• **Exercise material**
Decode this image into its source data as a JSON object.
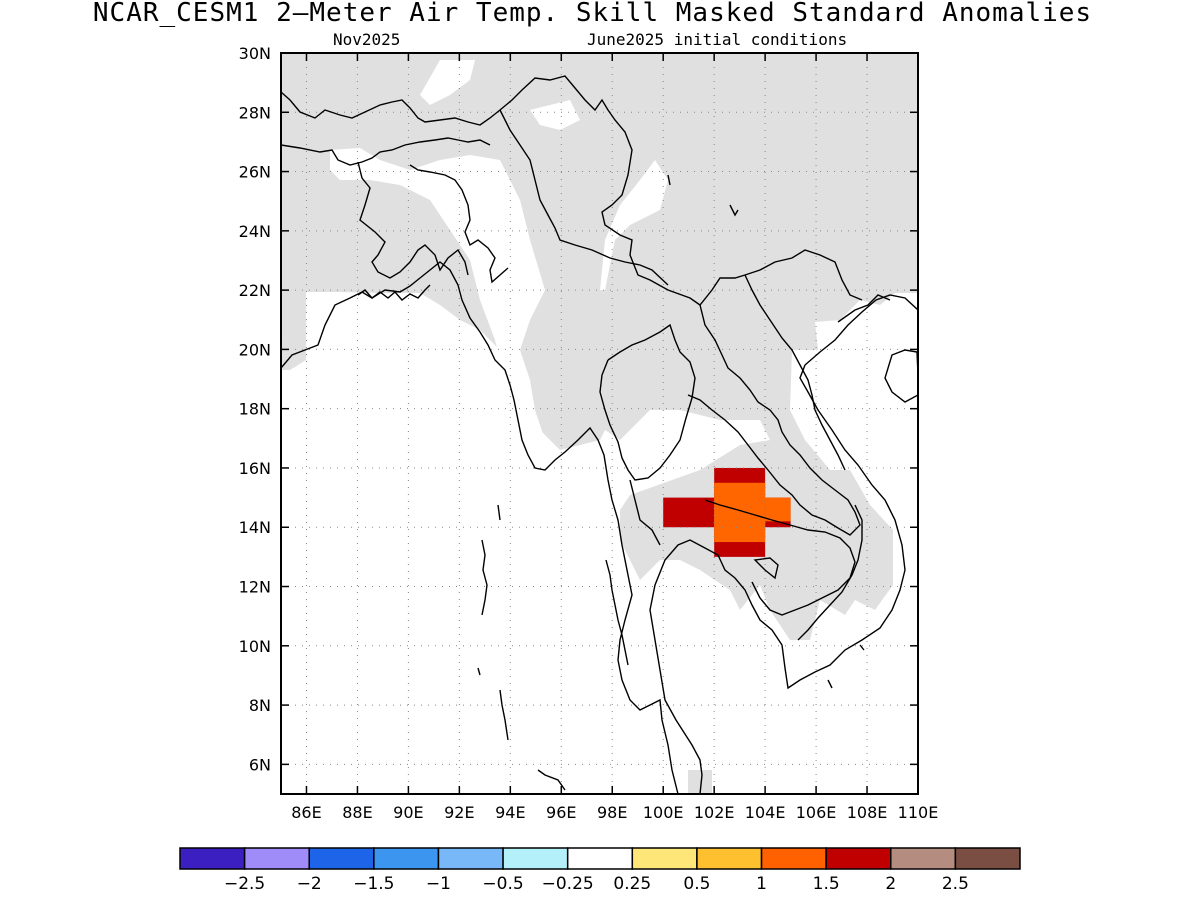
{
  "title": "NCAR_CESM1 2—Meter Air Temp. Skill Masked Standard Anomalies",
  "subtitle_left": "Nov2025",
  "subtitle_right": "June2025 initial conditions",
  "map": {
    "lon_range": [
      85,
      110
    ],
    "lat_range": [
      5,
      30
    ],
    "lon_ticks": [
      {
        "v": 86,
        "label": "86E"
      },
      {
        "v": 88,
        "label": "88E"
      },
      {
        "v": 90,
        "label": "90E"
      },
      {
        "v": 92,
        "label": "92E"
      },
      {
        "v": 94,
        "label": "94E"
      },
      {
        "v": 96,
        "label": "96E"
      },
      {
        "v": 98,
        "label": "98E"
      },
      {
        "v": 100,
        "label": "100E"
      },
      {
        "v": 102,
        "label": "102E"
      },
      {
        "v": 104,
        "label": "104E"
      },
      {
        "v": 106,
        "label": "106E"
      },
      {
        "v": 108,
        "label": "108E"
      },
      {
        "v": 110,
        "label": "110E"
      }
    ],
    "lat_ticks": [
      {
        "v": 6,
        "label": "6N"
      },
      {
        "v": 8,
        "label": "8N"
      },
      {
        "v": 10,
        "label": "10N"
      },
      {
        "v": 12,
        "label": "12N"
      },
      {
        "v": 14,
        "label": "14N"
      },
      {
        "v": 16,
        "label": "16N"
      },
      {
        "v": 18,
        "label": "18N"
      },
      {
        "v": 20,
        "label": "20N"
      },
      {
        "v": 22,
        "label": "22N"
      },
      {
        "v": 24,
        "label": "24N"
      },
      {
        "v": 26,
        "label": "26N"
      },
      {
        "v": 28,
        "label": "28N"
      },
      {
        "v": 30,
        "label": "30N"
      }
    ],
    "mask_color": "#e0e0e0",
    "anomaly_cells": [
      {
        "lon": 100,
        "lat": 14,
        "dlon": 2,
        "dlat": 1,
        "color": "#c00000"
      },
      {
        "lon": 102,
        "lat": 13,
        "dlon": 2,
        "dlat": 3,
        "color": "#c00000"
      },
      {
        "lon": 104,
        "lat": 14,
        "dlon": 1,
        "dlat": 1,
        "color": "#c00000"
      },
      {
        "lon": 102,
        "lat": 13.5,
        "dlon": 2,
        "dlat": 2,
        "color": "#ff6600"
      },
      {
        "lon": 104,
        "lat": 14.2,
        "dlon": 1,
        "dlat": 0.8,
        "color": "#ff6600"
      }
    ]
  },
  "colorbar": {
    "colors": [
      "#3c1fc0",
      "#a08cf8",
      "#1e64e8",
      "#3c96f0",
      "#78b8f8",
      "#b4f0fa",
      "#ffffff",
      "#ffe678",
      "#ffc030",
      "#ff6000",
      "#c00000",
      "#b48c80",
      "#7a4e42"
    ],
    "labels": [
      "−2.5",
      "−2",
      "−1.5",
      "−1",
      "−0.5",
      "−0.25",
      "0.25",
      "0.5",
      "1",
      "1.5",
      "2",
      "2.5"
    ]
  }
}
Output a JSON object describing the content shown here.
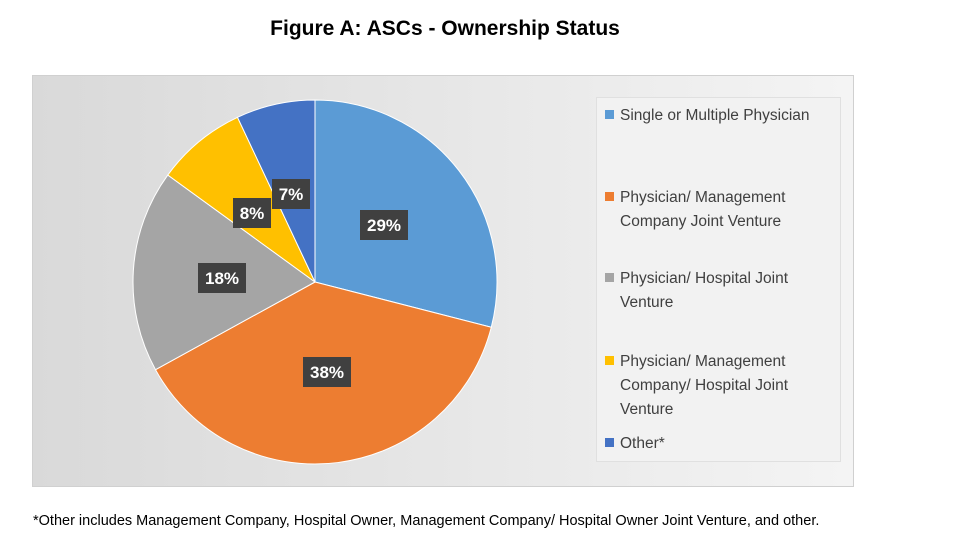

• **What the exercise asks**
Exactly reproduce each record, leaving out any pictures.

• **Completed task**
Decode this image into its source data as a JSON object.
{
  "title": "NCAR_CESM1 2—Meter Air Temp. Skill Masked Standard Anomalies",
  "subtitle_left": "Nov2025",
  "subtitle_right": "June2025 initial conditions",
  "map": {
    "lon_range": [
      85,
      110
    ],
    "lat_range": [
      5,
      30
    ],
    "lon_ticks": [
      {
        "v": 86,
        "label": "86E"
      },
      {
        "v": 88,
        "label": "88E"
      },
      {
        "v": 90,
        "label": "90E"
      },
      {
        "v": 92,
        "label": "92E"
      },
      {
        "v": 94,
        "label": "94E"
      },
      {
        "v": 96,
        "label": "96E"
      },
      {
        "v": 98,
        "label": "98E"
      },
      {
        "v": 100,
        "label": "100E"
      },
      {
        "v": 102,
        "label": "102E"
      },
      {
        "v": 104,
        "label": "104E"
      },
      {
        "v": 106,
        "label": "106E"
      },
      {
        "v": 108,
        "label": "108E"
      },
      {
        "v": 110,
        "label": "110E"
      }
    ],
    "lat_ticks": [
      {
        "v": 6,
        "label": "6N"
      },
      {
        "v": 8,
        "label": "8N"
      },
      {
        "v": 10,
        "label": "10N"
      },
      {
        "v": 12,
        "label": "12N"
      },
      {
        "v": 14,
        "label": "14N"
      },
      {
        "v": 16,
        "label": "16N"
      },
      {
        "v": 18,
        "label": "18N"
      },
      {
        "v": 20,
        "label": "20N"
      },
      {
        "v": 22,
        "label": "22N"
      },
      {
        "v": 24,
        "label": "24N"
      },
      {
        "v": 26,
        "label": "26N"
      },
      {
        "v": 28,
        "label": "28N"
      },
      {
        "v": 30,
        "label": "30N"
      }
    ],
    "mask_color": "#e0e0e0",
    "anomaly_cells": [
      {
        "lon": 100,
        "lat": 14,
        "dlon": 2,
        "dlat": 1,
        "color": "#c00000"
      },
      {
        "lon": 102,
        "lat": 13,
        "dlon": 2,
        "dlat": 3,
        "color": "#c00000"
      },
      {
        "lon": 104,
        "lat": 14,
        "dlon": 1,
        "dlat": 1,
        "color": "#c00000"
      },
      {
        "lon": 102,
        "lat": 13.5,
        "dlon": 2,
        "dlat": 2,
        "color": "#ff6600"
      },
      {
        "lon": 104,
        "lat": 14.2,
        "dlon": 1,
        "dlat": 0.8,
        "color": "#ff6600"
      }
    ]
  },
  "colorbar": {
    "colors": [
      "#3c1fc0",
      "#a08cf8",
      "#1e64e8",
      "#3c96f0",
      "#78b8f8",
      "#b4f0fa",
      "#ffffff",
      "#ffe678",
      "#ffc030",
      "#ff6000",
      "#c00000",
      "#b48c80",
      "#7a4e42"
    ],
    "labels": [
      "−2.5",
      "−2",
      "−1.5",
      "−1",
      "−0.5",
      "−0.25",
      "0.25",
      "0.5",
      "1",
      "1.5",
      "2",
      "2.5"
    ]
  }
}
Output a JSON object describing the content shown here.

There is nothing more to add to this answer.